(The problem)
Pull every line that holds the word "сторонами" from the entries.

[Excerpt from a dataset]
┄┄┄┄┄┄┄┄┄┄┄┄┄┄┄┄┄┄┄┄
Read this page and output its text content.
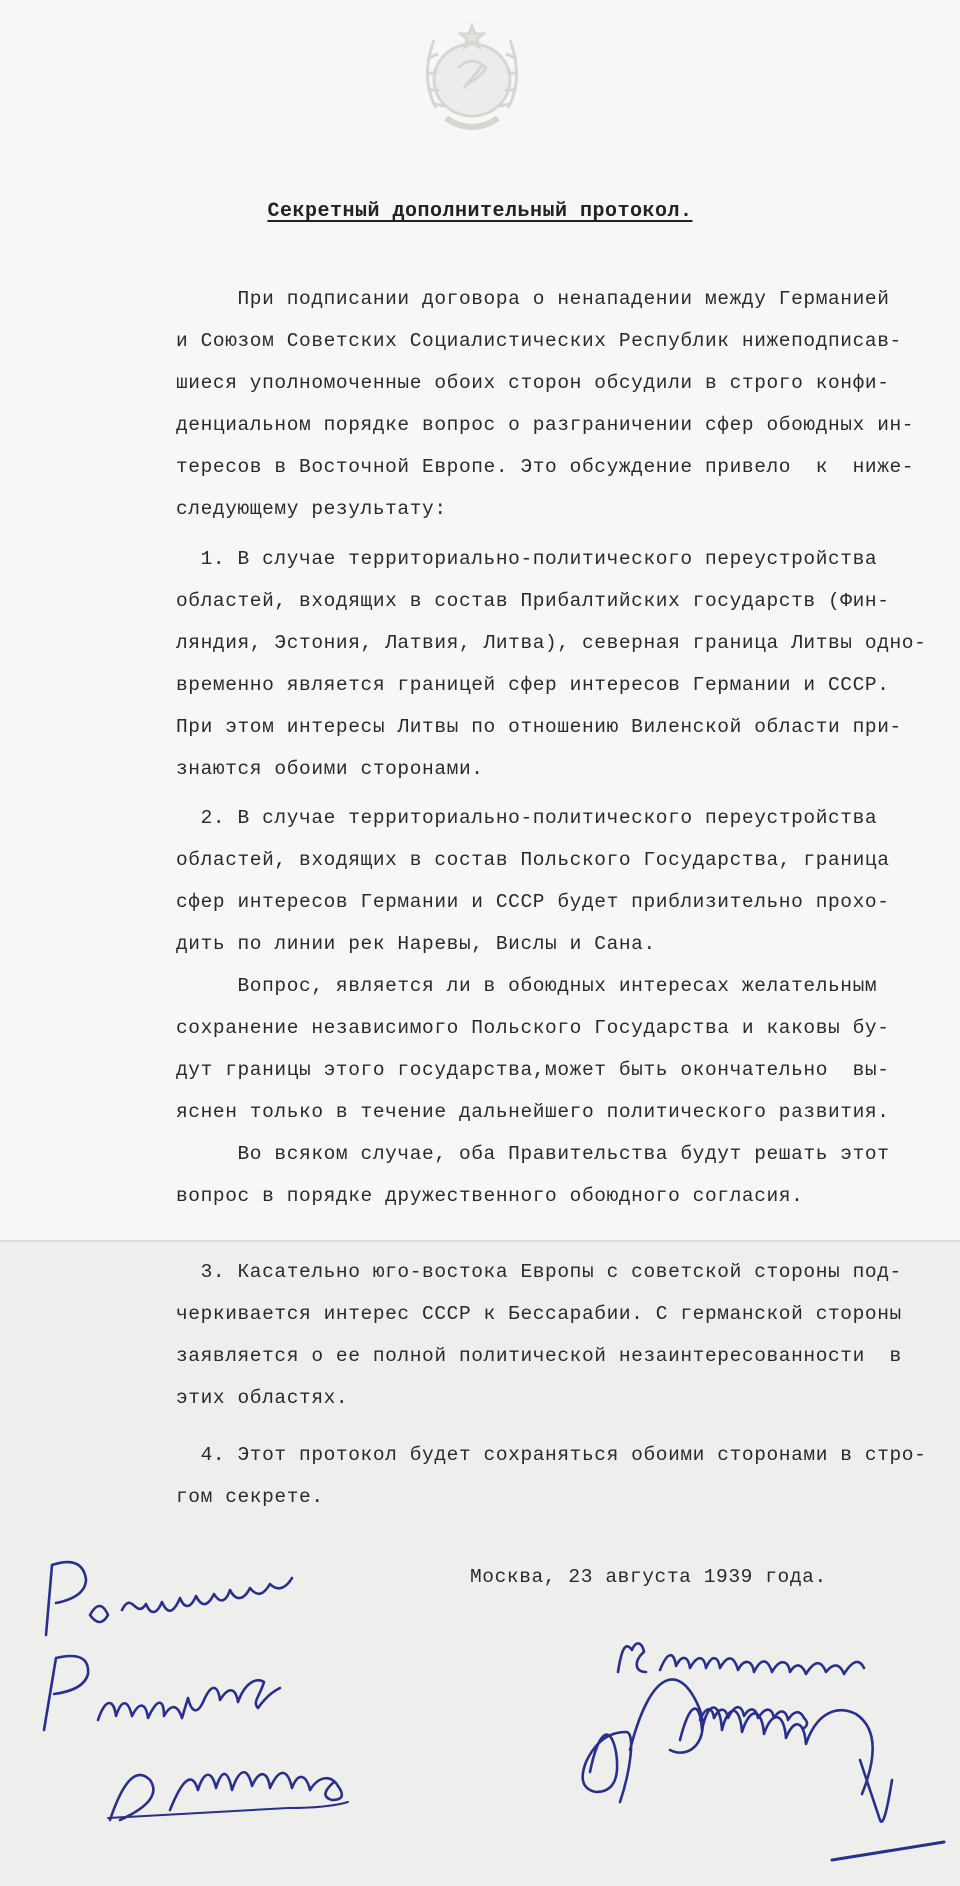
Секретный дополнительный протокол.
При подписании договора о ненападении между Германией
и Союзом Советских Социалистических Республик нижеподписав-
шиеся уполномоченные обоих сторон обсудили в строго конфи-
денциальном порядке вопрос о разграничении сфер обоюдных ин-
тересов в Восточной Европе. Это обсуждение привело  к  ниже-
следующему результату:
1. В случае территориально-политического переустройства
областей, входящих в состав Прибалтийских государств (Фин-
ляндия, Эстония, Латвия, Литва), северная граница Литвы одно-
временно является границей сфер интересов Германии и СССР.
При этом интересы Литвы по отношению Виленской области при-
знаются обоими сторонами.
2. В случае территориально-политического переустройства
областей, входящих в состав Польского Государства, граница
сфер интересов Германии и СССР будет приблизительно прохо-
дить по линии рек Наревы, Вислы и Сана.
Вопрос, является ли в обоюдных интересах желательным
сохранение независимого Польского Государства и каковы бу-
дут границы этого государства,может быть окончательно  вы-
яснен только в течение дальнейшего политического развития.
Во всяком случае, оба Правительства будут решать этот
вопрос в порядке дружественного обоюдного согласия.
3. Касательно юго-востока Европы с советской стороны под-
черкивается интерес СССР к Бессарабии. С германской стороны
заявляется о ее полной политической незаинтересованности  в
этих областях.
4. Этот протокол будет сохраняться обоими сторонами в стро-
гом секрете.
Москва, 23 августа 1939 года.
┄┄┄┄┄┄┄┄┄┄┄┄┄┄┄┄┄┄┄┄
(Response to the exercise)
знаются обоими сторонами.
4. Этот протокол будет сохраняться обоими сторонами в стро-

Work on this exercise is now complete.